▶ [RECORDED INFORMATION]:
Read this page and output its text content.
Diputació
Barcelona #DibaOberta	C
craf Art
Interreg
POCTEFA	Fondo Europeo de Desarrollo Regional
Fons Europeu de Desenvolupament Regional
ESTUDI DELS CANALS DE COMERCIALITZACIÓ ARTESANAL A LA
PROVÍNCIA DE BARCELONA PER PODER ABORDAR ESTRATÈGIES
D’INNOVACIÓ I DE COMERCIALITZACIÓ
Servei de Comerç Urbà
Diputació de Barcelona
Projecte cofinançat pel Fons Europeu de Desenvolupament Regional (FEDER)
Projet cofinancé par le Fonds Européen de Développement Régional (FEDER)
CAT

▶ [THE REQUEST]: Extract all of the data shown above and repeat it verbatim.

▶ [TASK SOLUTION]:
Read this page and output its text content.
Diputació
Barcelona #DibaOberta	C
craf Art
Interreg
POCTEFA	Fondo Europeo de Desarrollo Regional
Fons Europeu de Desenvolupament Regional
ESTUDI DELS CANALS DE COMERCIALITZACIÓ ARTESANAL A LA
PROVÍNCIA DE BARCELONA PER PODER ABORDAR ESTRATÈGIES
D’INNOVACIÓ I DE COMERCIALITZACIÓ
Servei de Comerç Urbà
Diputació de Barcelona
Projecte cofinançat pel Fons Europeu de Desenvolupament Regional (FEDER)
Projet cofinancé par le Fonds Européen de Développement Régional (FEDER)
CAT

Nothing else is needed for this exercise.